• Directive:
Write out the whole listing again, exactly.

Begin Dataset excerpts

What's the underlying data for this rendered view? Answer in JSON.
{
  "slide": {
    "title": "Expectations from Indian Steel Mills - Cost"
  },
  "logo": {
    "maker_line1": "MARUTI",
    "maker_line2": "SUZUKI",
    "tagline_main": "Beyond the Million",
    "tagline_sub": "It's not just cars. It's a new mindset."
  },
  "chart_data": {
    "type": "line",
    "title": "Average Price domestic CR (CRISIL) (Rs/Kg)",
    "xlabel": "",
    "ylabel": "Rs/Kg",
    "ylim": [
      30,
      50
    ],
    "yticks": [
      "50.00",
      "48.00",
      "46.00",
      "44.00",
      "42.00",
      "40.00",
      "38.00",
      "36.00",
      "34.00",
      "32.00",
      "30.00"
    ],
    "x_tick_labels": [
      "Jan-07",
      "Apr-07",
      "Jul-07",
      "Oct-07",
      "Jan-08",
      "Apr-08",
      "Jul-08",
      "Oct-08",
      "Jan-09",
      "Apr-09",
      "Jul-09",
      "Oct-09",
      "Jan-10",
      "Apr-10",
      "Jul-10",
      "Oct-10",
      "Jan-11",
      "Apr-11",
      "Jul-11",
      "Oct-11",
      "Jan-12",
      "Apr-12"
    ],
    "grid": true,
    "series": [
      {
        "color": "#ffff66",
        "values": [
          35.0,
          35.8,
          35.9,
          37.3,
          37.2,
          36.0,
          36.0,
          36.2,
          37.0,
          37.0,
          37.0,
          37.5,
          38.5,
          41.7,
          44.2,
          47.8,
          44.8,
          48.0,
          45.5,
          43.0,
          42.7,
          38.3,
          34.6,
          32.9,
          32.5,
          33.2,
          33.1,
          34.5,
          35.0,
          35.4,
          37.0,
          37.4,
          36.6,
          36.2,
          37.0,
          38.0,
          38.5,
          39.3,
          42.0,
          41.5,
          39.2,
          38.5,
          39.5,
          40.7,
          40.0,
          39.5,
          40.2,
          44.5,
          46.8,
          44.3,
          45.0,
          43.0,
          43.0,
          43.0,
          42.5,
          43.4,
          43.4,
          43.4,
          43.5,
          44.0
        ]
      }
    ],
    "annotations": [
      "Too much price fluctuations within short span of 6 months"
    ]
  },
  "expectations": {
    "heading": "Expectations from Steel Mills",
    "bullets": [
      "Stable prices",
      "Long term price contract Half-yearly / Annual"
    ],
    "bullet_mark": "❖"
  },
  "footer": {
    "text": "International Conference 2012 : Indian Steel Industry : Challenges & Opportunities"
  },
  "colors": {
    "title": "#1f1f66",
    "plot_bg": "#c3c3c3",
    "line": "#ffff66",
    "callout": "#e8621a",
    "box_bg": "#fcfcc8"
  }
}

End Dataset excerpts

• Output of the task:
What's the underlying data for this rendered view? Answer in JSON.
{
  "slide": {
    "title": "Expectations from Indian Steel Mills - Cost"
  },
  "logo": {
    "maker_line1": "MARUTI",
    "maker_line2": "SUZUKI",
    "tagline_main": "Beyond the Million",
    "tagline_sub": "It's not just cars. It's a new mindset."
  },
  "chart_data": {
    "type": "line",
    "title": "Average Price domestic CR (CRISIL) (Rs/Kg)",
    "xlabel": "",
    "ylabel": "Rs/Kg",
    "ylim": [
      30,
      50
    ],
    "yticks": [
      "50.00",
      "48.00",
      "46.00",
      "44.00",
      "42.00",
      "40.00",
      "38.00",
      "36.00",
      "34.00",
      "32.00",
      "30.00"
    ],
    "x_tick_labels": [
      "Jan-07",
      "Apr-07",
      "Jul-07",
      "Oct-07",
      "Jan-08",
      "Apr-08",
      "Jul-08",
      "Oct-08",
      "Jan-09",
      "Apr-09",
      "Jul-09",
      "Oct-09",
      "Jan-10",
      "Apr-10",
      "Jul-10",
      "Oct-10",
      "Jan-11",
      "Apr-11",
      "Jul-11",
      "Oct-11",
      "Jan-12",
      "Apr-12"
    ],
    "grid": true,
    "series": [
      {
        "color": "#ffff66",
        "values": [
          35.0,
          35.8,
          35.9,
          37.3,
          37.2,
          36.0,
          36.0,
          36.2,
          37.0,
          37.0,
          37.0,
          37.5,
          38.5,
          41.7,
          44.2,
          47.8,
          44.8,
          48.0,
          45.5,
          43.0,
          42.7,
          38.3,
          34.6,
          32.9,
          32.5,
          33.2,
          33.1,
          34.5,
          35.0,
          35.4,
          37.0,
          37.4,
          36.6,
          36.2,
          37.0,
          38.0,
          38.5,
          39.3,
          42.0,
          41.5,
          39.2,
          38.5,
          39.5,
          40.7,
          40.0,
          39.5,
          40.2,
          44.5,
          46.8,
          44.3,
          45.0,
          43.0,
          43.0,
          43.0,
          42.5,
          43.4,
          43.4,
          43.4,
          43.5,
          44.0
        ]
      }
    ],
    "annotations": [
      "Too much price fluctuations within short span of 6 months"
    ]
  },
  "expectations": {
    "heading": "Expectations from Steel Mills",
    "bullets": [
      "Stable prices",
      "Long term price contract Half-yearly / Annual"
    ],
    "bullet_mark": "❖"
  },
  "footer": {
    "text": "International Conference 2012 : Indian Steel Industry : Challenges & Opportunities"
  },
  "colors": {
    "title": "#1f1f66",
    "plot_bg": "#c3c3c3",
    "line": "#ffff66",
    "callout": "#e8621a",
    "box_bg": "#fcfcc8"
  }
}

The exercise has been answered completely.